-- 原文 --
+ + + + + + +

新生儿疾病筛查经过50年的发展,已在世界上得到了广泛认可与推广,但由于各国的经济、社会、文化、疾病的流行和发病情况不同,新生儿疾病筛查呈现明显的差异性,除了开展时间、筛查病种、覆盖率以外,管理模式也不尽相同。

美国在联邦政府层面,其卫生部门的相应机构负责指导和规范全国新生儿疾病筛查工作,其中卫生资源与服务管理局(HRSA)负责技术规范,疾病预防与控制中心(CDC)负责质量控制。具体的组织实施由州政府负责,各州均制定相应的法律,要求或允许开展新生儿疾病筛查。根据法律的规定,各州卫生行政部门具体组织管理新生儿疾病筛查项目,确定组织方式和筛查病种、评估需求、筹集资金,开展宣传教育等。美国的新生儿疾病筛查机构是由各州政府确定的,在早期,医院实验室、私立实验室和公共卫生实验室均可提供检测服务,但前二者往往更注重于经济效益,从而使公共卫生实验室成为筛查服务的主要提供者。在新生儿疾病筛查开展初期,州立法机构提供全部费用,但随着筛查疾病的增加,其筛查、诊断与治疗费用,主要由患者或第三方付费方式(财政收入或公共卫生专款、Medicaid资金、Title V妇幼保健服务专项经费等)。目前,美国仅有5个州提供免费筛查。

英国新生儿疾病筛查实现国家集中管理制度,1996年成立了国家筛查委员会,负责监督全国筛查项目的引入与执行,筛查的效果和质量评估等。国家卫生署是具体的管理机构。2002年英国国家卫生署出资建立了国家新生儿疾病筛查项目中心,专门负责制定新生儿疾病筛查国家政策和标准,制定筛查指南。开展全国性的质量控制和绩效管理项目。英国成立了17个国家卫生署直属新生儿疾病筛查实验室,平均每个实验室覆盖5万~7万人口,筛查实验室均设在医院,并与新生儿疾病筛查项目中心紧密联系。新生儿疾病筛查是英国最大的国家项目,其经费来自于政府财政。由国家卫生署统一管理和分配,英国的新生儿疾病筛查信息管理有效服务于筛查工作,实验室在检测样本后,将检测结果和采血卡上的新生儿信息一起上报至儿童健康记录部门,儿童健康记录部门掌握着出生记录信息。通过与新生儿疾病筛查信息的对比,可以进一步得出新生儿疾病筛查的覆盖情况,而筛查实验室也可通过网络系统实时获得出生记录信息。然后,对比采血卡上的新生儿信息,可以发现未筛查的新生儿。

+ + + + + + +

-- 数据记录 --

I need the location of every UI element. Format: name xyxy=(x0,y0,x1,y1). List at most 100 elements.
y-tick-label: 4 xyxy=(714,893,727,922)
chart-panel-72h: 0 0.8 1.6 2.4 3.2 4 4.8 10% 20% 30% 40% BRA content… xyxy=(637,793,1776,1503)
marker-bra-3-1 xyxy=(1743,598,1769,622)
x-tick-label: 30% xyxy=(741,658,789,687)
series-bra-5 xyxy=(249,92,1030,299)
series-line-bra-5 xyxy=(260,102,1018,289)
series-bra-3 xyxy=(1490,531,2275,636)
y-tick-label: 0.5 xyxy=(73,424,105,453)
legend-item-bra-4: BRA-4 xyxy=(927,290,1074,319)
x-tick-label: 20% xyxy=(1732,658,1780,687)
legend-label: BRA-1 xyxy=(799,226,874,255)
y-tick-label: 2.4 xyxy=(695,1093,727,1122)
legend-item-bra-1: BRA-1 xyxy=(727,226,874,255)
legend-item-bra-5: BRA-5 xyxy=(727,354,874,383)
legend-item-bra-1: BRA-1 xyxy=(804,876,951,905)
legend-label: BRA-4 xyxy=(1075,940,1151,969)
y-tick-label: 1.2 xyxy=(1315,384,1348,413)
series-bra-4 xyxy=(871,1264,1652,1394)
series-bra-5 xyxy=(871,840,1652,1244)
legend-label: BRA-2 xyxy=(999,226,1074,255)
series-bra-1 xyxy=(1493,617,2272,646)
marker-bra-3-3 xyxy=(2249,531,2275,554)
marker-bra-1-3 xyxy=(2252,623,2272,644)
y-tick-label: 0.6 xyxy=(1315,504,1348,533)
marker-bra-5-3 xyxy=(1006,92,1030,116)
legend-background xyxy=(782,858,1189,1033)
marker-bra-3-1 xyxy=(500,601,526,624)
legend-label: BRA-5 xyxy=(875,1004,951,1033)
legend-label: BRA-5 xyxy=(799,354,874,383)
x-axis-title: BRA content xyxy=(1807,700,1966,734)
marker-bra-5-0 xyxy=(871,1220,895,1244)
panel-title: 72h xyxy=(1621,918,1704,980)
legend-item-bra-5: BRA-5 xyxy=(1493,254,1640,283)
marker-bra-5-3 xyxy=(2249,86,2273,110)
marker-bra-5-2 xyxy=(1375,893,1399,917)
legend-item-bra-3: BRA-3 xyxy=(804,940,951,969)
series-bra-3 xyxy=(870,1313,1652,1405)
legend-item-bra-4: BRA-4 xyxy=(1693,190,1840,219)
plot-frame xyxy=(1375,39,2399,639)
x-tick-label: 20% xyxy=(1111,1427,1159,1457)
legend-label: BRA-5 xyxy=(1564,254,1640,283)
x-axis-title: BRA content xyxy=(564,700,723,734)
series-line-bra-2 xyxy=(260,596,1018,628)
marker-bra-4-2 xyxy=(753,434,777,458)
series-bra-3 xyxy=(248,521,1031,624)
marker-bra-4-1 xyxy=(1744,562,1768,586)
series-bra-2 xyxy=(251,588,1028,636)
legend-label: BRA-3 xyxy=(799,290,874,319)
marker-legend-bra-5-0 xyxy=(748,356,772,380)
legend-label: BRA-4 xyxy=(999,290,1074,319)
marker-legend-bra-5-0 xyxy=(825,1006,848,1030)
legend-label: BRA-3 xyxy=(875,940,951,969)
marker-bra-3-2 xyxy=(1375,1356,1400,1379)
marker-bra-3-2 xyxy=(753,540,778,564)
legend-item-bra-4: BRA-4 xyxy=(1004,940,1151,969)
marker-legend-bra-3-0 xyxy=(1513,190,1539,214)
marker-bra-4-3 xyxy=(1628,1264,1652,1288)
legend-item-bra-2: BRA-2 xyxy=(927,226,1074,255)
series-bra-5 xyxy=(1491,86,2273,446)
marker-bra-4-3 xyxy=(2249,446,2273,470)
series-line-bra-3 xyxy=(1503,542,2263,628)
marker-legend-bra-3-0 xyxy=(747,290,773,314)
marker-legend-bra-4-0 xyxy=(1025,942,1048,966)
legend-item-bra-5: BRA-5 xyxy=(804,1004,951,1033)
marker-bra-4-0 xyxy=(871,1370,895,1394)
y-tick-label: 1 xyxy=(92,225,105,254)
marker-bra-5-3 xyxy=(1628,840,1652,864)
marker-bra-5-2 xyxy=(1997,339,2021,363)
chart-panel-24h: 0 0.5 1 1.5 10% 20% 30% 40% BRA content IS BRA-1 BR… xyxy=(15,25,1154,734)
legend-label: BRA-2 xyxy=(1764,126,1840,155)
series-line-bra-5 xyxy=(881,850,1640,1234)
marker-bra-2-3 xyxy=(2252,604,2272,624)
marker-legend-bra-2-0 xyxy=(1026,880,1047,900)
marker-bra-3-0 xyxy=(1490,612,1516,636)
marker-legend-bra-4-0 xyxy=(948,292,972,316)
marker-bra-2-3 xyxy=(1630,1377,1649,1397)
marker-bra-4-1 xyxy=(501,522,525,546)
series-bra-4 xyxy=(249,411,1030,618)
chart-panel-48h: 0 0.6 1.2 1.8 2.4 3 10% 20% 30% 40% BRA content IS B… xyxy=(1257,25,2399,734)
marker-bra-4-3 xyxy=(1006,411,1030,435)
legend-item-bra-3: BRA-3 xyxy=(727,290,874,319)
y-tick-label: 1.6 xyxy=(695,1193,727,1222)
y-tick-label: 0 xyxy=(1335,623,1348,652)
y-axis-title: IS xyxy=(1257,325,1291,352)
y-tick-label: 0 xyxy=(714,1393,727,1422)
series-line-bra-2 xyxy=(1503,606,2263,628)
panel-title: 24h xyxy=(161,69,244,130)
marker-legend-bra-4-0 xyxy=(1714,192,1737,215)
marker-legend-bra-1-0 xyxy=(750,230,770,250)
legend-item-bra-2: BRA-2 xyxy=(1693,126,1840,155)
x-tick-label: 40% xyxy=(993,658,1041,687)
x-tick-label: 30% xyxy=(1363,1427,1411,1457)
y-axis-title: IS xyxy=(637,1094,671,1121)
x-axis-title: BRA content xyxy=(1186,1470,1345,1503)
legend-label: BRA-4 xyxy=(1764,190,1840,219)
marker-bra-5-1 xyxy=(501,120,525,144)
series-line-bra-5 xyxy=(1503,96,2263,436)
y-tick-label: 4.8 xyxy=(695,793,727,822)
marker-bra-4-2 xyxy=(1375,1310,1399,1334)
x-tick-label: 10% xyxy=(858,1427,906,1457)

+ + + + + + +

-- 任务要求 --
A – 根据原文回答下列问题:
(i) 在美国联邦政府层面,负责新生儿疾病筛查质量控制的是哪个机构?
(ii) 英国的国家筛查委员会成立于哪一年?
(iii) 英国成立了多少个国家卫生署直属新生儿疾病筛查实验室?
B – 请照录原文中从“美国在联邦政府层面,其卫生部”到“美国仅有5个州提供免费筛查。”的这一段。

-- 参考答案 --
A –
(i) 疾病预防与控制中心(CDC)。
(ii) 1996年。
(iii) 17个。

B –
美国在联邦政府层面,其卫生部门的相应机构负责指导和规范全国新生儿疾病筛查工作,其中卫生资源与服务管理局(HRSA)负责技术规范,疾病预防与控制中心(CDC)负责质量控制。具体的组织实施由州政府负责,各州均制定相应的法律,要求或允许开展新生儿疾病筛查。根据法律的规定,各州卫生行政部门具体组织管理新生儿疾病筛查项目,确定组织方式和筛查病种、评估需求、筹集资金,开展宣传教育等。美国的新生儿疾病筛查机构是由各州政府确定的,在早期,医院实验室、私立实验室和公共卫生实验室均可提供检测服务,但前二者往往更注重于经济效益,从而使公共卫生实验室成为筛查服务的主要提供者。在新生儿疾病筛查开展初期,州立法机构提供全部费用,但随着筛查疾病的增加,其筛查、诊断与治疗费用,主要由患者或第三方付费方式(财政收入或公共卫生专款、Medicaid资金、Title V妇幼保健服务专项经费等)。目前,美国仅有5个州提供免费筛查。